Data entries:
·····
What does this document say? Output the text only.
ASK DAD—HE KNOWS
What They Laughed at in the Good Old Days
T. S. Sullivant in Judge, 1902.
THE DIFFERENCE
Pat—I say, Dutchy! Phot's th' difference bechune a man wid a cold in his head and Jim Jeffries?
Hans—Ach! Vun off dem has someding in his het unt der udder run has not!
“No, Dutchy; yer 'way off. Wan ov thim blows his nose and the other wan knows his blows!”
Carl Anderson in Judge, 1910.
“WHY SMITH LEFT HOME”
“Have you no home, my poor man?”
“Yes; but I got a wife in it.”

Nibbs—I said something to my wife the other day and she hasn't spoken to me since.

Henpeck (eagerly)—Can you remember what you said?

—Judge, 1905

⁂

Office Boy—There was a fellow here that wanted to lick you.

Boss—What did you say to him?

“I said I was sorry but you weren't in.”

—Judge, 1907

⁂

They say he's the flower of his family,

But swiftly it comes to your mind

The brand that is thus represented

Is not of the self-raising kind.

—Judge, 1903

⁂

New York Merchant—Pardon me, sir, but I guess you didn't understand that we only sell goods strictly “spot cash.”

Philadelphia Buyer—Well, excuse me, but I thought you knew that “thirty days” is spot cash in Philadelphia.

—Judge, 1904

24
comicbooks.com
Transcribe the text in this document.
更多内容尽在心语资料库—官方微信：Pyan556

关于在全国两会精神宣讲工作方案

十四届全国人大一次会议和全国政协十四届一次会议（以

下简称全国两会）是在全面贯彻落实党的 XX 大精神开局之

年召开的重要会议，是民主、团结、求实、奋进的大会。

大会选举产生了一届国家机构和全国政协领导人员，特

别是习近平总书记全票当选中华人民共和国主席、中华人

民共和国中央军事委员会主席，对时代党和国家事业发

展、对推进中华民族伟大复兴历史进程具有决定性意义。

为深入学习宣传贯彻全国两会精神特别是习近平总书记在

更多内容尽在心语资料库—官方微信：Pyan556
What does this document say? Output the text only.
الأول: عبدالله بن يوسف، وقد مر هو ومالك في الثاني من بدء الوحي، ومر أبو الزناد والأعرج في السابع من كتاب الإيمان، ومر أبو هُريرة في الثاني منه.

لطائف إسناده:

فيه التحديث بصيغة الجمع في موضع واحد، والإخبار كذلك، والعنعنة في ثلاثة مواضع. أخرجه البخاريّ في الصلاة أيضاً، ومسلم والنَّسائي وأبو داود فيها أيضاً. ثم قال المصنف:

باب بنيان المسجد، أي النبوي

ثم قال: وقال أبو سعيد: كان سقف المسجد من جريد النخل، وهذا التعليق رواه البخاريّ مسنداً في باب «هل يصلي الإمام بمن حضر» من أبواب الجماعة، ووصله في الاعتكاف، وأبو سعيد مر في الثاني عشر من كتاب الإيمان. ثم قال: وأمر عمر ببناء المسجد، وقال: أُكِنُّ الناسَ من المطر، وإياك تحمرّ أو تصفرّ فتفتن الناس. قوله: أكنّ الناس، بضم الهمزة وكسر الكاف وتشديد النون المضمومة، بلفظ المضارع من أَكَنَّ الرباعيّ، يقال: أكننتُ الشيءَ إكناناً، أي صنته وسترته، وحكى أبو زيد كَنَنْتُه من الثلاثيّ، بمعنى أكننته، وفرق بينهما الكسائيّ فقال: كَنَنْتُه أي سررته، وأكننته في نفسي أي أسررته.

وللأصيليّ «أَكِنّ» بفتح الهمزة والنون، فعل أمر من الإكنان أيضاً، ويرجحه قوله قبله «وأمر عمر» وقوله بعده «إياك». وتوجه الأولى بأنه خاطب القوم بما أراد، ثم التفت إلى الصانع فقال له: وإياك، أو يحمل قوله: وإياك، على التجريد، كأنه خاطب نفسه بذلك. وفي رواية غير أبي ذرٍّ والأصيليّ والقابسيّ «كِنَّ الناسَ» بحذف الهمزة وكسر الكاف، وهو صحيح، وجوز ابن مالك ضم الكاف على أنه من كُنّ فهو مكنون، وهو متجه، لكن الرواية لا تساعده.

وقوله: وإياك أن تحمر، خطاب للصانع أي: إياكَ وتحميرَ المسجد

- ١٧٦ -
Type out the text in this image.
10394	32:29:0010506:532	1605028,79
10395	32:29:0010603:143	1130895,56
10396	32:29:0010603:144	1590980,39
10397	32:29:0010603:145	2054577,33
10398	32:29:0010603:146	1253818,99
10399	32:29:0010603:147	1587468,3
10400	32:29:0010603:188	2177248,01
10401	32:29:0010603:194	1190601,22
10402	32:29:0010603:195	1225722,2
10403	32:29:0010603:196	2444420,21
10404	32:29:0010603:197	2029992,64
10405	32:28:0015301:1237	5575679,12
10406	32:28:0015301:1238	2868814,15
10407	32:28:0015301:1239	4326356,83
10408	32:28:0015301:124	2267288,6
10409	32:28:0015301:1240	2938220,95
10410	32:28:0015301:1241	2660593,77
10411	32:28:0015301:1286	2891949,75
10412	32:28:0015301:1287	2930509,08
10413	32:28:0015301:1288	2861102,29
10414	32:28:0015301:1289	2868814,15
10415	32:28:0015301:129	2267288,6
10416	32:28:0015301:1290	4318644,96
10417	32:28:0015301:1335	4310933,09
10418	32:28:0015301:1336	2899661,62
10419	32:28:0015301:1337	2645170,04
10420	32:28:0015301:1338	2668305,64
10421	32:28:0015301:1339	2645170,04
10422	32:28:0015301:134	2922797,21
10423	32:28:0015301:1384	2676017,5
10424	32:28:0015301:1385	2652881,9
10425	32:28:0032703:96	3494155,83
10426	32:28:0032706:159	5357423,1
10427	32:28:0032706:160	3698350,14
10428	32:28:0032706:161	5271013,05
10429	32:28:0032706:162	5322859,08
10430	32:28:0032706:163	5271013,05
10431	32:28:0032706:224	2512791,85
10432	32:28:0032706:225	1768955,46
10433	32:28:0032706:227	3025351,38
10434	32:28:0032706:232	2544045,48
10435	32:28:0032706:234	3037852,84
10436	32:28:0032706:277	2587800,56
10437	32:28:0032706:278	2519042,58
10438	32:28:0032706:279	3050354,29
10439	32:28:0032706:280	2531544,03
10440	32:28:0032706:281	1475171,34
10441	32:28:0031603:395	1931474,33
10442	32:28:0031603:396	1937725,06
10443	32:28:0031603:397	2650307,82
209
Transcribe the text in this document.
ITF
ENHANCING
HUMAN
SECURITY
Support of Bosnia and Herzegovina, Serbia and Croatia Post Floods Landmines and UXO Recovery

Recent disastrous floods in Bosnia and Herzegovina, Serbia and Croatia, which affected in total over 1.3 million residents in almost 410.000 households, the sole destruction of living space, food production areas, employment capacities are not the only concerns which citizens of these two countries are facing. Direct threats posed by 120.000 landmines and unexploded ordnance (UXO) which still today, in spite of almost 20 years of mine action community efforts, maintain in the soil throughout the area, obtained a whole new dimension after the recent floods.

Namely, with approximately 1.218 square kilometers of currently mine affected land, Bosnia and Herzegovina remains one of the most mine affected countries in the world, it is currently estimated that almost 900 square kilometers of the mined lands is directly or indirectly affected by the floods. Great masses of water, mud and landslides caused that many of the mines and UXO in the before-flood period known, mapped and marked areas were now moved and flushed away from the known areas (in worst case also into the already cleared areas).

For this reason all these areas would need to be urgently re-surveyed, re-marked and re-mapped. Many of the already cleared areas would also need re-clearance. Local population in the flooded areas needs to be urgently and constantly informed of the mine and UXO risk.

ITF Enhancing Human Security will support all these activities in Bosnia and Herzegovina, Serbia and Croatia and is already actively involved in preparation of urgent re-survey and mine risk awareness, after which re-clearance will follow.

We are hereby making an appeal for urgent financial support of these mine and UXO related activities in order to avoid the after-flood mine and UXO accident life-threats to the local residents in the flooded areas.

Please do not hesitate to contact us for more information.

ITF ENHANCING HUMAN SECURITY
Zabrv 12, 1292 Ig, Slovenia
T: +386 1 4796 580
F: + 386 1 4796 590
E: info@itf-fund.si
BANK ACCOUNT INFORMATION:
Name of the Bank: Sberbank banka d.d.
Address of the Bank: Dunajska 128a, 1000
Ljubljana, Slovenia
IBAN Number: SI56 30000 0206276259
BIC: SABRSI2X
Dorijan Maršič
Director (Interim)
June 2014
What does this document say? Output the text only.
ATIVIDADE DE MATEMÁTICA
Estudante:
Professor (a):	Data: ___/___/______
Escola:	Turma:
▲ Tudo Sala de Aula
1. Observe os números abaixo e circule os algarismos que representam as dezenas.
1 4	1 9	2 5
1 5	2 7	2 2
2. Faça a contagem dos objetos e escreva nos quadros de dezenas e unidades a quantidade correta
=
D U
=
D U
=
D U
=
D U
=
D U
·····
*What needs to be done*. From the listing above, collect every line that mentions the word "وأبو".

*Solved problem*.
فيه التحديث بصيغة الجمع في موضع واحد، والإخبار كذلك، والعنعنة في ثلاثة مواضع. أخرجه البخاريّ في الصلاة أيضاً، ومسلم والنَّسائي وأبو داود فيها أيضاً. ثم قال المصنف:
ثم قال: وقال أبو سعيد: كان سقف المسجد من جريد النخل، وهذا التعليق رواه البخاريّ مسنداً في باب «هل يصلي الإمام بمن حضر» من أبواب الجماعة، ووصله في الاعتكاف، وأبو سعيد مر في الثاني عشر من كتاب الإيمان. ثم قال: وأمر عمر ببناء المسجد، وقال: أُكِنُّ الناسَ من المطر، وإياك تحمرّ أو تصفرّ فتفتن الناس. قوله: أكنّ الناس، بضم الهمزة وكسر الكاف وتشديد النون المضمومة، بلفظ المضارع من أَكَنَّ الرباعيّ، يقال: أكننتُ الشيءَ إكناناً، أي صنته وسترته، وحكى أبو زيد كَنَنْتُه من الثلاثيّ، بمعنى أكننته، وفرق بينهما الكسائيّ فقال: كَنَنْتُه أي سررته، وأكننته في نفسي أي أسررته.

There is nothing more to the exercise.